*Data to use*.
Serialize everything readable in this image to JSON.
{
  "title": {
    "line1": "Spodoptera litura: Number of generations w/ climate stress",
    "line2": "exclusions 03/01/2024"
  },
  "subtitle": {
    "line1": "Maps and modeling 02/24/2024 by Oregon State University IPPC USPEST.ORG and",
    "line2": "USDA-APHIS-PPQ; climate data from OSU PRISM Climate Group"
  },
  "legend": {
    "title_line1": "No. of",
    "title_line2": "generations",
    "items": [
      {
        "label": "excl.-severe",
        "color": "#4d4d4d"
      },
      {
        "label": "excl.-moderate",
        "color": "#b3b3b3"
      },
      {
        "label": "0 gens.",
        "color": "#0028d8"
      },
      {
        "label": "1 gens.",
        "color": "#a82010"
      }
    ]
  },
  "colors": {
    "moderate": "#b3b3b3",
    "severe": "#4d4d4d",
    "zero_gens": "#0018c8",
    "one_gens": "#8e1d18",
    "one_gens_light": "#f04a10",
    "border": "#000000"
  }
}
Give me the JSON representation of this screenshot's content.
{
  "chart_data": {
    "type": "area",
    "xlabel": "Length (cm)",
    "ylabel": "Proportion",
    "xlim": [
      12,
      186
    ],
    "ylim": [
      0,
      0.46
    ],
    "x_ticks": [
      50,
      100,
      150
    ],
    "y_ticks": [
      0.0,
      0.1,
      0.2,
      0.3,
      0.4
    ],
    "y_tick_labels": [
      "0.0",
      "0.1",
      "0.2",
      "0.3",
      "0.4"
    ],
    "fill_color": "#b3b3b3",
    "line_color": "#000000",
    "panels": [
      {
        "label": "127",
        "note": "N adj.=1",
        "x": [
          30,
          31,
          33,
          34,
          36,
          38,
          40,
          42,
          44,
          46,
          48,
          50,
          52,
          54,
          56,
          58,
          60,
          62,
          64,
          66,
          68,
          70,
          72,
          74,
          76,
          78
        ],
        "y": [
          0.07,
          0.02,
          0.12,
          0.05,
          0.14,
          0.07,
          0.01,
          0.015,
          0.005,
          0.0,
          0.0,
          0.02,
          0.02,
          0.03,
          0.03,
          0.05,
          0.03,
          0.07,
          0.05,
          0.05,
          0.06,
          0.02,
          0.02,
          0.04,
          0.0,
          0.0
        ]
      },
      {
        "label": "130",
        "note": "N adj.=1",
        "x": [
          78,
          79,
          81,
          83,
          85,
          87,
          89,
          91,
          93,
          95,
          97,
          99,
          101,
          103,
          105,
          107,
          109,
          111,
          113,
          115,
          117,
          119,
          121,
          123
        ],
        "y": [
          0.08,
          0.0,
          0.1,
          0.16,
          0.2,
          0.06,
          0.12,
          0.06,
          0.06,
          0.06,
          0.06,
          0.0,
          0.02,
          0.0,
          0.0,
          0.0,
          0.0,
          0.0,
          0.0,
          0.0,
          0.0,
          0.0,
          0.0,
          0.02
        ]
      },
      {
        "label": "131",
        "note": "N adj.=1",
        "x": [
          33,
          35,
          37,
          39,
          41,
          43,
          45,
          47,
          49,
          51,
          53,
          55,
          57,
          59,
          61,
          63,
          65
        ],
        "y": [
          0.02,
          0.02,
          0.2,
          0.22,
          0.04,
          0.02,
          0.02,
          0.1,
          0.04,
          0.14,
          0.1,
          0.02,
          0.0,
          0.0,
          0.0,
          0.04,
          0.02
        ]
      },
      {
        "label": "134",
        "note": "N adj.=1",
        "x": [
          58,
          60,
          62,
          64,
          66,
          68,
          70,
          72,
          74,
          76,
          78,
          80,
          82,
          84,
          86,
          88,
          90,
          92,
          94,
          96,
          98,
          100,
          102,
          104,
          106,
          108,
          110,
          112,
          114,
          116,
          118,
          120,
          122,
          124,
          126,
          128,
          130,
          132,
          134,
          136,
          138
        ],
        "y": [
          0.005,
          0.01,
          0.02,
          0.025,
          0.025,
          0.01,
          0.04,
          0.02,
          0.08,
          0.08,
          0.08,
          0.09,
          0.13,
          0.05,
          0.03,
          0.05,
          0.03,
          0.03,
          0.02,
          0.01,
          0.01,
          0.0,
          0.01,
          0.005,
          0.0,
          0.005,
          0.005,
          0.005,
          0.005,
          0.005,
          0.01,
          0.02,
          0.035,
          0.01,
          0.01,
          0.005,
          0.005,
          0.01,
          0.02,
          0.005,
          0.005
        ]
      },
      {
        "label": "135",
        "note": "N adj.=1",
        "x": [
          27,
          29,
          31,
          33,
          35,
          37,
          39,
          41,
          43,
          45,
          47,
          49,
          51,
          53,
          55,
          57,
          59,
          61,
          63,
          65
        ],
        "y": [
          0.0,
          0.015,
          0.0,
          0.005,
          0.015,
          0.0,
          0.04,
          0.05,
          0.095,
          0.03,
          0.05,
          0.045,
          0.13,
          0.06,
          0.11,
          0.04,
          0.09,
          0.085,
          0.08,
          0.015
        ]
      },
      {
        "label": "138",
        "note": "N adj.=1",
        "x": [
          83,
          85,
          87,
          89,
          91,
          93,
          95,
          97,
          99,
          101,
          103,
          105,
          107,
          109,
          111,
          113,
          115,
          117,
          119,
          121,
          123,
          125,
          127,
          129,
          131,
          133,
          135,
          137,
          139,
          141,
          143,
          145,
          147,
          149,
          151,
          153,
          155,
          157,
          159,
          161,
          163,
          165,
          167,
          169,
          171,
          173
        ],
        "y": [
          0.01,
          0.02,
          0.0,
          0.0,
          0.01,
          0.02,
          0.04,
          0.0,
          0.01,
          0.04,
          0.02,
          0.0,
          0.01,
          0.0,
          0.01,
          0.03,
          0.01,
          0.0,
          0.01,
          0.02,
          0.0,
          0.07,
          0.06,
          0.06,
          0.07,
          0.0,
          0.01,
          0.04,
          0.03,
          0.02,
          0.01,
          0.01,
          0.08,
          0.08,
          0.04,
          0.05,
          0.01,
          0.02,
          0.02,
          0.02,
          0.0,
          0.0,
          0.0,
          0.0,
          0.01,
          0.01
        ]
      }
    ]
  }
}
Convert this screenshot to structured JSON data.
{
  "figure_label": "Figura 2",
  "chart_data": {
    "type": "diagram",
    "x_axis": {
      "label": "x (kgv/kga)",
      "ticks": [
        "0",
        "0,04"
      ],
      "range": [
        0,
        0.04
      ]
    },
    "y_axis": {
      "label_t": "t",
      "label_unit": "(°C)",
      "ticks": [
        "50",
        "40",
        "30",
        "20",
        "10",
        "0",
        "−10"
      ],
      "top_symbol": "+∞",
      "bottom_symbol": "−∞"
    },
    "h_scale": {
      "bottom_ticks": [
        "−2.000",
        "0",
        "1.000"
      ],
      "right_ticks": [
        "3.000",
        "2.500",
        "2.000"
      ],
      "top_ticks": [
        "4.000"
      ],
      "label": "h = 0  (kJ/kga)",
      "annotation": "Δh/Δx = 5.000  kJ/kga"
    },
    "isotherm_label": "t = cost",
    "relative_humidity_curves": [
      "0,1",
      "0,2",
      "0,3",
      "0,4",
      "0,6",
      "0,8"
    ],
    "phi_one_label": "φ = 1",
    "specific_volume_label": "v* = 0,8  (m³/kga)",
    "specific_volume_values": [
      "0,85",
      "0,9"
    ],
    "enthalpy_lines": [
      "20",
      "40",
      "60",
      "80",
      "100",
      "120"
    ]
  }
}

*Task to complete*.
Copy every line from the records above that contains the word "moderate".

*Result of the exercise*.
        "label": "excl.-moderate",
    "moderate": "#b3b3b3",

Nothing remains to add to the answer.